Scan the material below for the string "content", and copy every line where it shows up.

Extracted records

········

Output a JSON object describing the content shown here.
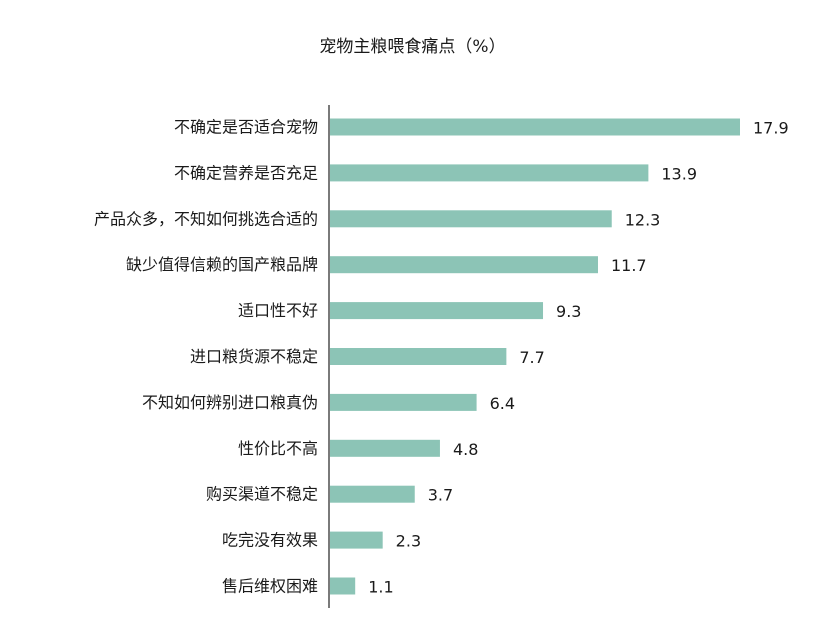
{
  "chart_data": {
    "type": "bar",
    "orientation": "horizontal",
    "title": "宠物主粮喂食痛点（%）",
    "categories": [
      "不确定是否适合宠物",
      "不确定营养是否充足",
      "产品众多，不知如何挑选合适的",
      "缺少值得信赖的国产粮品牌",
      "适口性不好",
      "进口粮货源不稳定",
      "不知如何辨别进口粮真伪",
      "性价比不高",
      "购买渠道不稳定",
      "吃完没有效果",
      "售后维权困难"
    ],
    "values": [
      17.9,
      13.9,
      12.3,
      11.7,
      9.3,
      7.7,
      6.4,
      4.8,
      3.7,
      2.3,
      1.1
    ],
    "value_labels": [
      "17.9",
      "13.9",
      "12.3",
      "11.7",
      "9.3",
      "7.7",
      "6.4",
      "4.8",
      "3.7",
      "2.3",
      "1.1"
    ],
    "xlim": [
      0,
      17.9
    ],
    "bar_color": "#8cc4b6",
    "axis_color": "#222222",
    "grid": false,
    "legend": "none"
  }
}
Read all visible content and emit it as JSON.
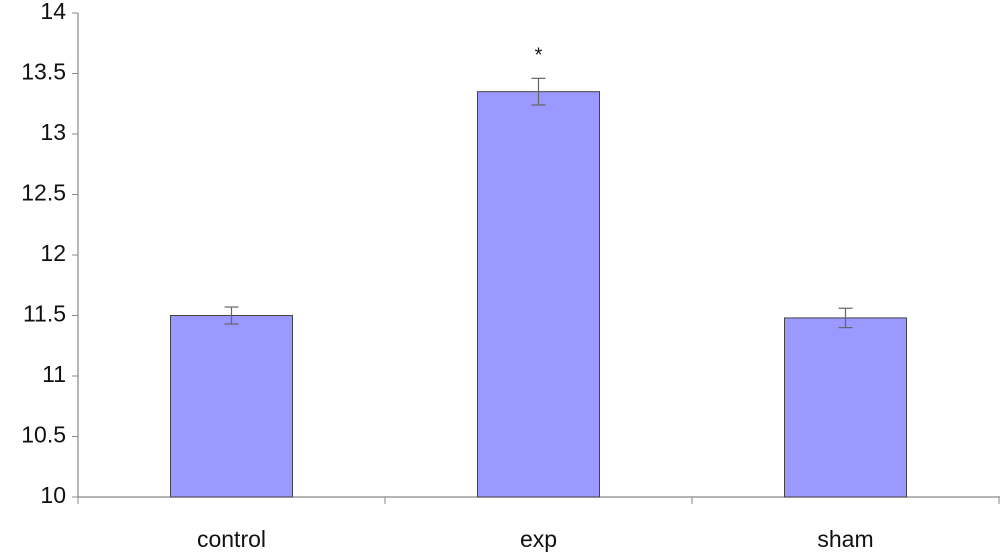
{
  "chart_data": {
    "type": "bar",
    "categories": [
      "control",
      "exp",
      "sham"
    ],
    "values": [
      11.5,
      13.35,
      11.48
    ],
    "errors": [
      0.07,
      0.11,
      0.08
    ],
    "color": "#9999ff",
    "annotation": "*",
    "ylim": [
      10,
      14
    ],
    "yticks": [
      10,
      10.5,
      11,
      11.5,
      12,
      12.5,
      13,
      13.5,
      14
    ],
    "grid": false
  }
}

········

## Task response
Output a JSON object describing the content shown here.
Read all visible content and emit it as JSON.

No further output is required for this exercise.